> **Material for this exercise**
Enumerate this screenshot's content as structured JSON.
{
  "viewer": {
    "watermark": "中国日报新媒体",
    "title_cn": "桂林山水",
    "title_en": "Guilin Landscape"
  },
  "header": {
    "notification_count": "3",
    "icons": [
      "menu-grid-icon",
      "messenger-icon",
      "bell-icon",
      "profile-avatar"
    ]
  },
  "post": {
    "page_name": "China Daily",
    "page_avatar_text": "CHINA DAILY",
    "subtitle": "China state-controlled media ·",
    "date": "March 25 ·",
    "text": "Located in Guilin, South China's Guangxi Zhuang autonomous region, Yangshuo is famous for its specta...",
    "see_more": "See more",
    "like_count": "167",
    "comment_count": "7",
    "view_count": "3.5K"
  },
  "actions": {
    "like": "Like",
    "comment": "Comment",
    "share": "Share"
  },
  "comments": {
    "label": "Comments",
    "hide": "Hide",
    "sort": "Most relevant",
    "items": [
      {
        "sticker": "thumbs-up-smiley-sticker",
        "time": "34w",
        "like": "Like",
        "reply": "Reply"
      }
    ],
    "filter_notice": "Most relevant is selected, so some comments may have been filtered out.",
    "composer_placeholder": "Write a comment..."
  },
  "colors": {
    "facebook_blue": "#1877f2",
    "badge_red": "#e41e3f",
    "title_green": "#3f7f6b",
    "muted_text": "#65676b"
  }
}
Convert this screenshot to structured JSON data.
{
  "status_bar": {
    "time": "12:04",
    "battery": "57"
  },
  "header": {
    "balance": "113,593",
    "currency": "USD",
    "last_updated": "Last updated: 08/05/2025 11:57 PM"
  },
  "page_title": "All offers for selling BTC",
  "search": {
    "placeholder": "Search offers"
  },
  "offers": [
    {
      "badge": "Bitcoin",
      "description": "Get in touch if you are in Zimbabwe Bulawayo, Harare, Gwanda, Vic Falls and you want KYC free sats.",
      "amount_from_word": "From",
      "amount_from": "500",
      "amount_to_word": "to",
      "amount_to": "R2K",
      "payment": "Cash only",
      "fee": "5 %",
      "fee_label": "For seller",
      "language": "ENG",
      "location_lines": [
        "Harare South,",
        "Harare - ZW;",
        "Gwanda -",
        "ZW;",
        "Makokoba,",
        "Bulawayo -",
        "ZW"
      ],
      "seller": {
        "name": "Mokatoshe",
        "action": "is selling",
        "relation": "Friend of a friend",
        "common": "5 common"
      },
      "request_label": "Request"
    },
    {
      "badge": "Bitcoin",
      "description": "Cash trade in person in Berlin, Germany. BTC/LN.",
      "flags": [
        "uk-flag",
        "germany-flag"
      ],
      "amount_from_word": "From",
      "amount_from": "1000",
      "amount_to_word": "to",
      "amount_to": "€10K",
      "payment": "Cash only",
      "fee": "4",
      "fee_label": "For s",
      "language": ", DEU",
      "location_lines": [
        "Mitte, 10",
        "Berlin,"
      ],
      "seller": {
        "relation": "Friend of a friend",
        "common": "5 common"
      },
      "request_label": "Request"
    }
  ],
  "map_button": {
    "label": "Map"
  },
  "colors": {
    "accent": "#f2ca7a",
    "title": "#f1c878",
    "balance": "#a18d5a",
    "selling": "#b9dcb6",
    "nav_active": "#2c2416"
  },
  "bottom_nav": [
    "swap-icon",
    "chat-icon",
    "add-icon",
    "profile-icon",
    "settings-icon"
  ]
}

> **Direction**
Restate the whole of the material exactly.

> **The solution**
Enumerate this screenshot's content as structured JSON.
{
  "viewer": {
    "watermark": "中国日报新媒体",
    "title_cn": "桂林山水",
    "title_en": "Guilin Landscape"
  },
  "header": {
    "notification_count": "3",
    "icons": [
      "menu-grid-icon",
      "messenger-icon",
      "bell-icon",
      "profile-avatar"
    ]
  },
  "post": {
    "page_name": "China Daily",
    "page_avatar_text": "CHINA DAILY",
    "subtitle": "China state-controlled media ·",
    "date": "March 25 ·",
    "text": "Located in Guilin, South China's Guangxi Zhuang autonomous region, Yangshuo is famous for its specta...",
    "see_more": "See more",
    "like_count": "167",
    "comment_count": "7",
    "view_count": "3.5K"
  },
  "actions": {
    "like": "Like",
    "comment": "Comment",
    "share": "Share"
  },
  "comments": {
    "label": "Comments",
    "hide": "Hide",
    "sort": "Most relevant",
    "items": [
      {
        "sticker": "thumbs-up-smiley-sticker",
        "time": "34w",
        "like": "Like",
        "reply": "Reply"
      }
    ],
    "filter_notice": "Most relevant is selected, so some comments may have been filtered out.",
    "composer_placeholder": "Write a comment..."
  },
  "colors": {
    "facebook_blue": "#1877f2",
    "badge_red": "#e41e3f",
    "title_green": "#3f7f6b",
    "muted_text": "#65676b"
  }
}
Convert this screenshot to structured JSON data.
{
  "status_bar": {
    "time": "12:04",
    "battery": "57"
  },
  "header": {
    "balance": "113,593",
    "currency": "USD",
    "last_updated": "Last updated: 08/05/2025 11:57 PM"
  },
  "page_title": "All offers for selling BTC",
  "search": {
    "placeholder": "Search offers"
  },
  "offers": [
    {
      "badge": "Bitcoin",
      "description": "Get in touch if you are in Zimbabwe Bulawayo, Harare, Gwanda, Vic Falls and you want KYC free sats.",
      "amount_from_word": "From",
      "amount_from": "500",
      "amount_to_word": "to",
      "amount_to": "R2K",
      "payment": "Cash only",
      "fee": "5 %",
      "fee_label": "For seller",
      "language": "ENG",
      "location_lines": [
        "Harare South,",
        "Harare - ZW;",
        "Gwanda -",
        "ZW;",
        "Makokoba,",
        "Bulawayo -",
        "ZW"
      ],
      "seller": {
        "name": "Mokatoshe",
        "action": "is selling",
        "relation": "Friend of a friend",
        "common": "5 common"
      },
      "request_label": "Request"
    },
    {
      "badge": "Bitcoin",
      "description": "Cash trade in person in Berlin, Germany. BTC/LN.",
      "flags": [
        "uk-flag",
        "germany-flag"
      ],
      "amount_from_word": "From",
      "amount_from": "1000",
      "amount_to_word": "to",
      "amount_to": "€10K",
      "payment": "Cash only",
      "fee": "4",
      "fee_label": "For s",
      "language": ", DEU",
      "location_lines": [
        "Mitte, 10",
        "Berlin,"
      ],
      "seller": {
        "relation": "Friend of a friend",
        "common": "5 common"
      },
      "request_label": "Request"
    }
  ],
  "map_button": {
    "label": "Map"
  },
  "colors": {
    "accent": "#f2ca7a",
    "title": "#f1c878",
    "balance": "#a18d5a",
    "selling": "#b9dcb6",
    "nav_active": "#2c2416"
  },
  "bottom_nav": [
    "swap-icon",
    "chat-icon",
    "add-icon",
    "profile-icon",
    "settings-icon"
  ]
}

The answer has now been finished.